EXERCISE REQUIREMENTS
Of the lines listed below, how many contain the string "nyungi"? Answer with the number alone.

[Raw records]
## begin

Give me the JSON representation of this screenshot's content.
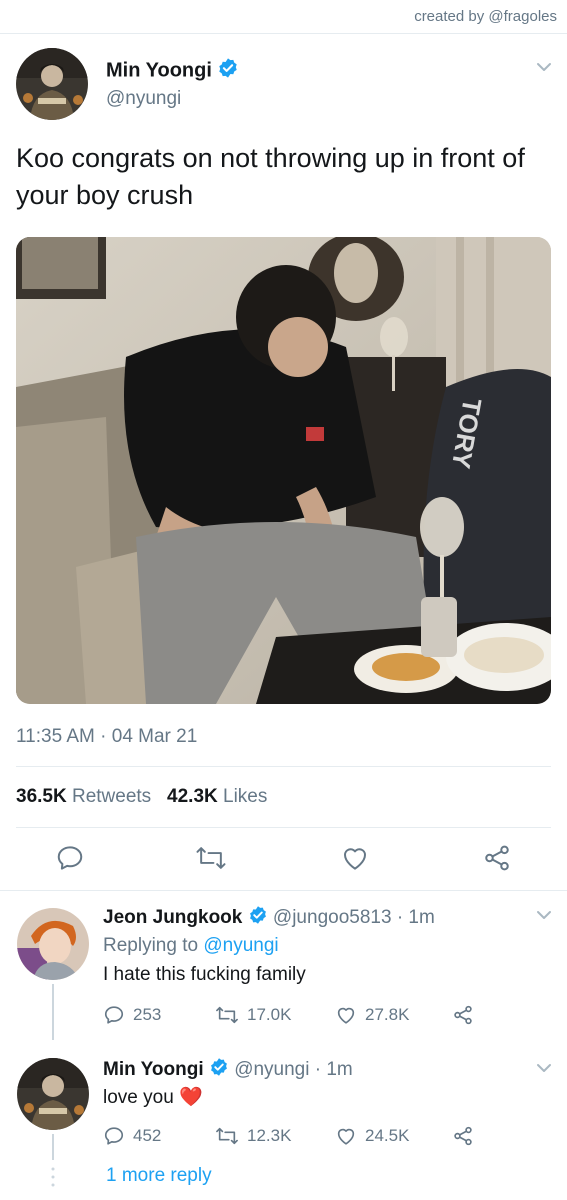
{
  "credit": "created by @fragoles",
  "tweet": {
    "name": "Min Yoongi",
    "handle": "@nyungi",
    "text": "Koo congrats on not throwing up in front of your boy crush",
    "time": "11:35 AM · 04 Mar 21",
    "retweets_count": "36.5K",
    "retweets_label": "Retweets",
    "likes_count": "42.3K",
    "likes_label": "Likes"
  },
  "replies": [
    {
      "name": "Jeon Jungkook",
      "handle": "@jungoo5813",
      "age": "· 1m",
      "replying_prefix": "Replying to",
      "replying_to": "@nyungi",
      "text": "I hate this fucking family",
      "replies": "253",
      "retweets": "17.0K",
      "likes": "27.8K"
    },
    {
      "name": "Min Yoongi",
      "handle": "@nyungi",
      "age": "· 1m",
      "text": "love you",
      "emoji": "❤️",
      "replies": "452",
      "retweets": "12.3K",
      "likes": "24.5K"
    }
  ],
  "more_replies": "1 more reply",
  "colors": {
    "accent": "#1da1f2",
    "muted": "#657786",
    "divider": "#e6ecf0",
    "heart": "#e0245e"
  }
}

## end
## begin

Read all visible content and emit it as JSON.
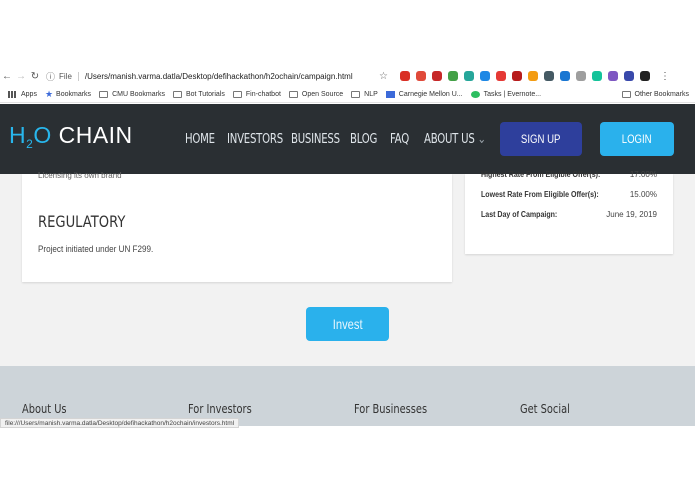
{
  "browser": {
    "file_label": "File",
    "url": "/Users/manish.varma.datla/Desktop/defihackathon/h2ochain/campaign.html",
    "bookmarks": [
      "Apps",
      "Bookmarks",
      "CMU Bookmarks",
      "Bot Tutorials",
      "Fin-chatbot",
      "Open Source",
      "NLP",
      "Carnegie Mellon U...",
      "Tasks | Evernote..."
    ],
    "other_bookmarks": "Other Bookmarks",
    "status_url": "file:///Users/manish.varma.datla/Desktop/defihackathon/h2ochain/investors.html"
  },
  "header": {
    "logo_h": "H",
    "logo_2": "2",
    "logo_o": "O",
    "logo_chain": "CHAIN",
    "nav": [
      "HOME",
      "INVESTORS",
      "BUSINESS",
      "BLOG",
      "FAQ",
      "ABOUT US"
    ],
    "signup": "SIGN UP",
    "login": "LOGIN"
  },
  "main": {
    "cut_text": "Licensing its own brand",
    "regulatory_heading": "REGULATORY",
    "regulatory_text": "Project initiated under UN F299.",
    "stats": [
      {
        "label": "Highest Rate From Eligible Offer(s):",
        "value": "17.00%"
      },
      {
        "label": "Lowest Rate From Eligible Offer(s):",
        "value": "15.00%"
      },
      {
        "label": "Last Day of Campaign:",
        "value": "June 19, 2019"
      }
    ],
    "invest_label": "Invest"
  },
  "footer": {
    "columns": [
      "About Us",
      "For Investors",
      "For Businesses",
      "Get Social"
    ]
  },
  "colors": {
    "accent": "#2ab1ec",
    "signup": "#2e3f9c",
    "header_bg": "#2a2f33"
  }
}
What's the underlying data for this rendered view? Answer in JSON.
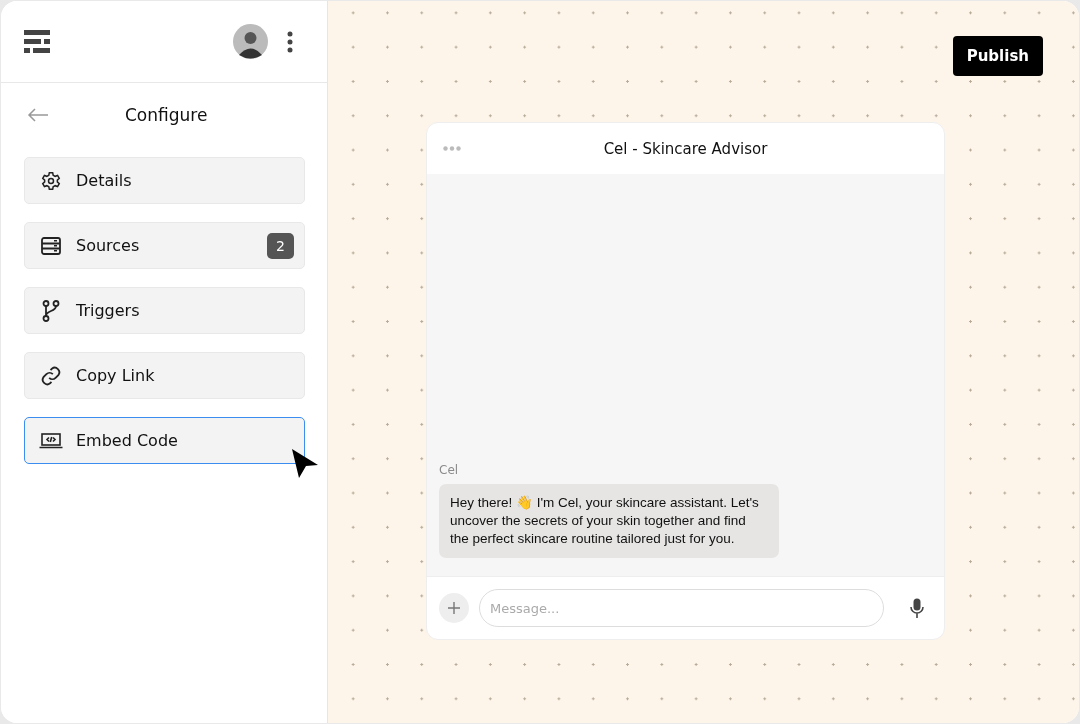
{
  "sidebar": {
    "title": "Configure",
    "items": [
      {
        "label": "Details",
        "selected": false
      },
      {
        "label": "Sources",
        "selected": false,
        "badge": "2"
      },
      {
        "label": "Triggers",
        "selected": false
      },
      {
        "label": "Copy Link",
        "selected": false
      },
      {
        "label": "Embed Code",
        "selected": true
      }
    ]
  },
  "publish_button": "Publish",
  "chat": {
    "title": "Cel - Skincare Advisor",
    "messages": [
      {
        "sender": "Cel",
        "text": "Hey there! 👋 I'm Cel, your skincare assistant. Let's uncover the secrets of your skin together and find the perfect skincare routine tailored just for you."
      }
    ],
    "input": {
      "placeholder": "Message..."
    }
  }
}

## end

SOLUTION TO THIS TASK
3